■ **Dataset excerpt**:
+ + + +

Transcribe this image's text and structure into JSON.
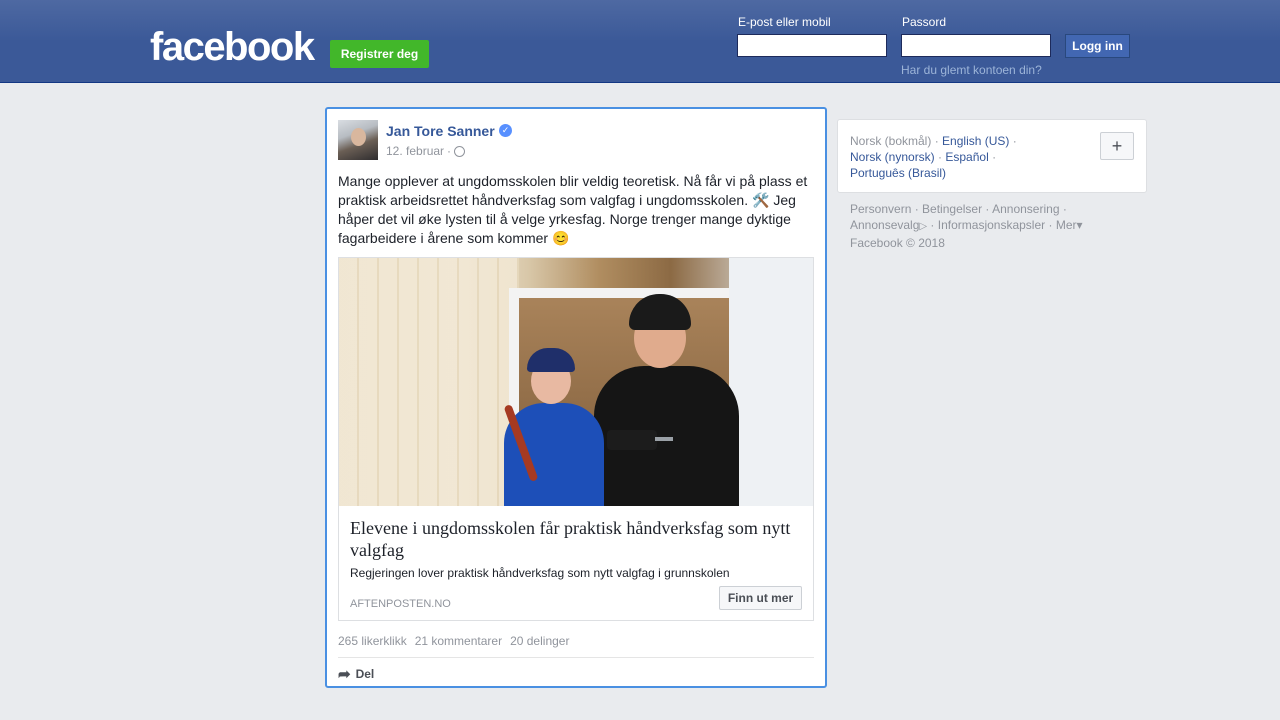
{
  "header": {
    "logo": "facebook",
    "register_label": "Registrer deg",
    "email_label": "E-post eller mobil",
    "password_label": "Passord",
    "login_label": "Logg inn",
    "forgot_label": "Har du glemt kontoen din?"
  },
  "post": {
    "author": "Jan Tore Sanner",
    "date": "12. februar",
    "separator": "·",
    "text": "Mange opplever at ungdomsskolen blir veldig teoretisk. Nå får vi på plass et praktisk arbeidsrettet håndverksfag som valgfag i ungdomsskolen. 🛠️ Jeg håper det vil øke lysten til å velge yrkesfag. Norge trenger mange dyktige fagarbeidere i årene som kommer 😊",
    "link": {
      "title": "Elevene i ungdomsskolen får praktisk håndverksfag som nytt valgfag",
      "description": "Regjeringen lover praktisk håndverksfag som nytt valgfag i grunnskolen",
      "source": "AFTENPOSTEN.NO",
      "button_label": "Finn ut mer"
    },
    "stats": {
      "likes": "265 likerklikk",
      "comments": "21 kommentarer",
      "shares": "20 delinger"
    },
    "share_label": "Del"
  },
  "languages": {
    "current": "Norsk (bokmål)",
    "english": "English (US)",
    "nynorsk": "Norsk (nynorsk)",
    "spanish": "Español",
    "portuguese": "Português (Brasil)",
    "sep": "·"
  },
  "footer": {
    "privacy": "Personvern",
    "terms": "Betingelser",
    "advertising": "Annonsering",
    "ad_choices": "Annonsevalg",
    "cookies": "Informasjonskapsler",
    "more": "Mer",
    "copyright": "Facebook © 2018"
  },
  "colors": {
    "brand": "#3b5998",
    "link": "#365899",
    "register": "#42b72a",
    "focus_border": "#4a90e2"
  }
}
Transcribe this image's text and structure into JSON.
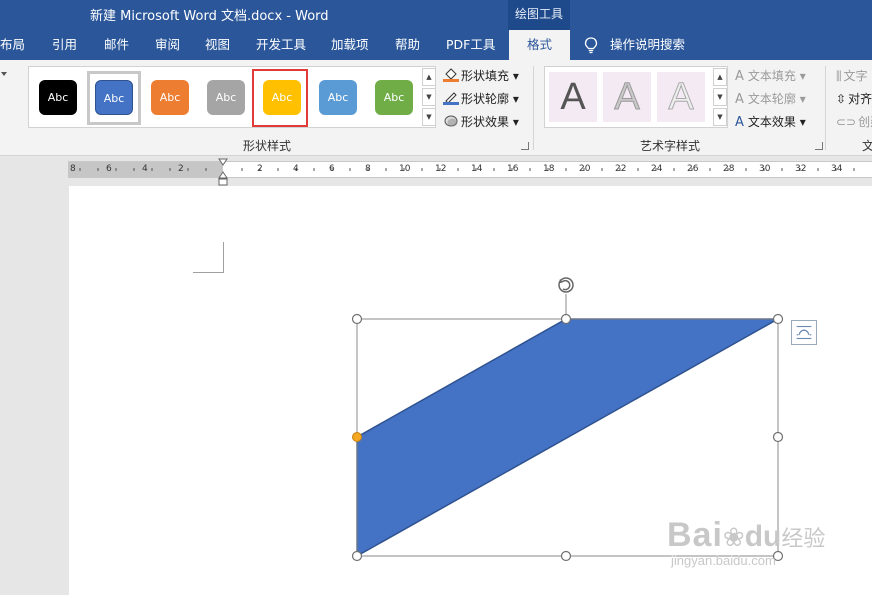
{
  "window": {
    "title": "新建 Microsoft Word 文档.docx  -  Word",
    "context_tab_group": "绘图工具"
  },
  "tabs": [
    {
      "label": "布局"
    },
    {
      "label": "引用"
    },
    {
      "label": "邮件"
    },
    {
      "label": "审阅"
    },
    {
      "label": "视图"
    },
    {
      "label": "开发工具"
    },
    {
      "label": "加载项"
    },
    {
      "label": "帮助"
    },
    {
      "label": "PDF工具"
    },
    {
      "label": "格式",
      "active": true
    },
    {
      "label": "操作说明搜索"
    }
  ],
  "ribbon": {
    "shape_styles": {
      "label": "形状样式",
      "swatches": [
        {
          "text": "Abc",
          "color": "#000000"
        },
        {
          "text": "Abc",
          "color": "#4472c4",
          "selected": true
        },
        {
          "text": "Abc",
          "color": "#ed7d31"
        },
        {
          "text": "Abc",
          "color": "#a5a5a5"
        },
        {
          "text": "Abc",
          "color": "#ffc000",
          "highlighted": true
        },
        {
          "text": "Abc",
          "color": "#5b9bd5"
        },
        {
          "text": "Abc",
          "color": "#70ad47"
        }
      ],
      "commands": {
        "fill": "形状填充",
        "outline": "形状轮廓",
        "effects": "形状效果"
      }
    },
    "wordart_styles": {
      "label": "艺术字样式",
      "samples": [
        "A",
        "A",
        "A"
      ],
      "commands": {
        "text_fill": "文本填充",
        "text_outline": "文本轮廓",
        "text_effects": "文本效果"
      }
    },
    "text_group": {
      "items": {
        "direction": "文字",
        "align": "对齐",
        "create_link": "创建"
      },
      "label": "文"
    }
  },
  "ruler": {
    "labels": [
      "8",
      "6",
      "4",
      "2",
      "2",
      "4",
      "6",
      "8",
      "10",
      "12",
      "14",
      "16",
      "18",
      "20",
      "22",
      "24",
      "26",
      "28",
      "30",
      "32",
      "34"
    ]
  },
  "shape": {
    "fill": "#4472c4",
    "outline": "#2f528f",
    "adjust_handle_color": "#f5a623"
  },
  "watermark": {
    "brand": "Bai",
    "brand2": "du",
    "brand_cn": "经验",
    "site": "jingyan.baidu.com"
  }
}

+ + + +

■ **Task requirements**: In the entries above, find lines with "title" and copy each.

■ **Answer to this task**:
      "title": "Elevene i ungdomsskolen får praktisk håndverksfag som nytt valgfag",
    "title": "新建 Microsoft Word 文档.docx  -  Word",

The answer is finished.